▶ _What is expected_
Your task is to filter the data below down to the lines holding "жилищного".

=======

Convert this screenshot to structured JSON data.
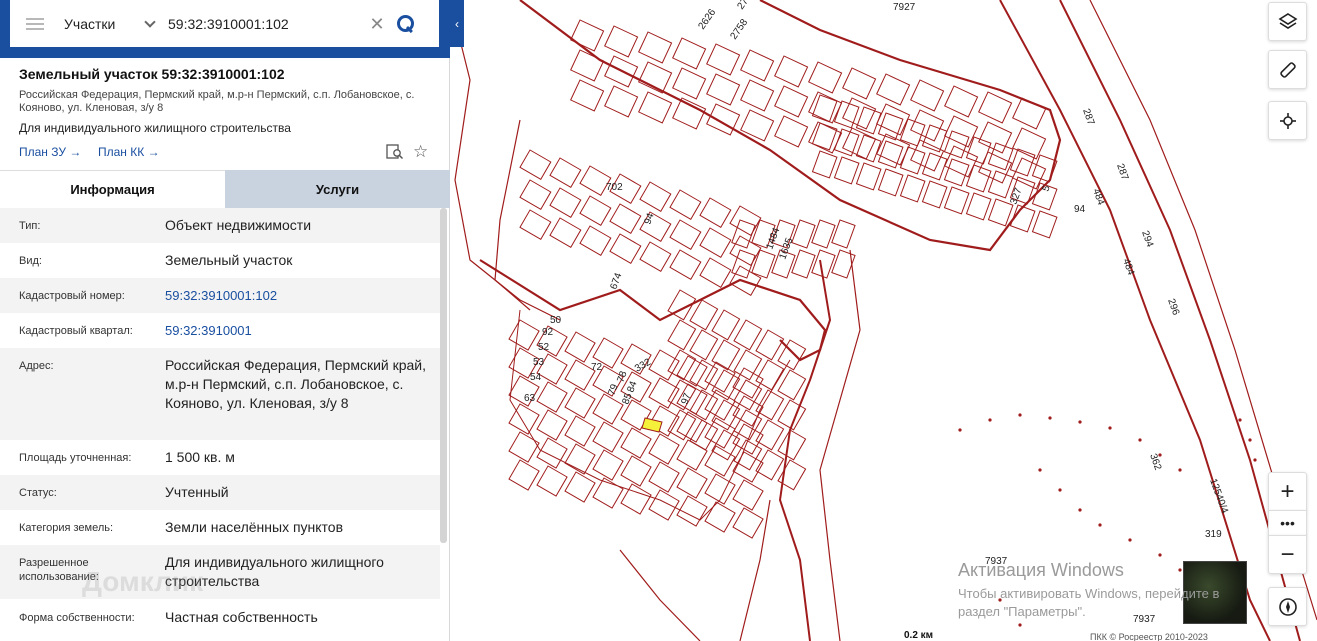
{
  "search": {
    "layer": "Участки",
    "query": "59:32:3910001:102"
  },
  "parcel": {
    "title": "Земельный участок 59:32:3910001:102",
    "address": "Российская Федерация, Пермский край, м.р-н Пермский, с.п. Лобановское, с. Кояново, ул. Кленовая, з/у 8",
    "use": "Для индивидуального жилищного строительства",
    "plan_zu": "План ЗУ →",
    "plan_kk": "План КК →"
  },
  "tabs": {
    "info": "Информация",
    "services": "Услуги"
  },
  "props": [
    {
      "label": "Тип:",
      "value": "Объект недвижимости"
    },
    {
      "label": "Вид:",
      "value": "Земельный участок"
    },
    {
      "label": "Кадастровый номер:",
      "value": "59:32:3910001:102"
    },
    {
      "label": "Кадастровый квартал:",
      "value": "59:32:3910001"
    },
    {
      "label": "Адрес:",
      "value": "Российская Федерация, Пермский край, м.р-н Пермский, с.п. Лобановское, с. Кояново, ул. Кленовая, з/у 8"
    },
    {
      "label": "Площадь уточненная:",
      "value": "1 500 кв. м"
    },
    {
      "label": "Статус:",
      "value": "Учтенный"
    },
    {
      "label": "Категория земель:",
      "value": "Земли населённых пунктов"
    },
    {
      "label": "Разрешенное использование:",
      "value": "Для индивидуального жилищного строительства"
    },
    {
      "label": "Форма собственности:",
      "value": "Частная собственность"
    }
  ],
  "watermark": "Домклик",
  "map": {
    "labels": {
      "l7927a": "7927",
      "l7927b": "7937",
      "l7937": "7937",
      "l319": "319"
    },
    "numbers": [
      "2759",
      "2626",
      "2758",
      "702",
      "94",
      "674",
      "1484",
      "1635",
      "327",
      "5",
      "94",
      "50",
      "92",
      "52",
      "53",
      "54",
      "63",
      "72",
      "332",
      "78",
      "84",
      "79",
      "85",
      "97",
      "484",
      "287",
      "294",
      "296",
      "362",
      "12540/4",
      "484",
      "287"
    ],
    "highlight_color": "#f5f03a",
    "line_color": "#a01c1c"
  },
  "controls": {
    "zoom_in": "+",
    "zoom_more": "•••",
    "zoom_out": "−"
  },
  "windows": {
    "activate": "Активация Windows",
    "sub": "Чтобы активировать Windows, перейдите в раздел \"Параметры\"."
  },
  "scale": "0.2 км",
  "copyright": "ПКК © Росреестр 2010-2023"
}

=======

▶ _The result_
    "use": "Для индивидуального жилищного строительства",
      "value": "Для индивидуального жилищного строительства"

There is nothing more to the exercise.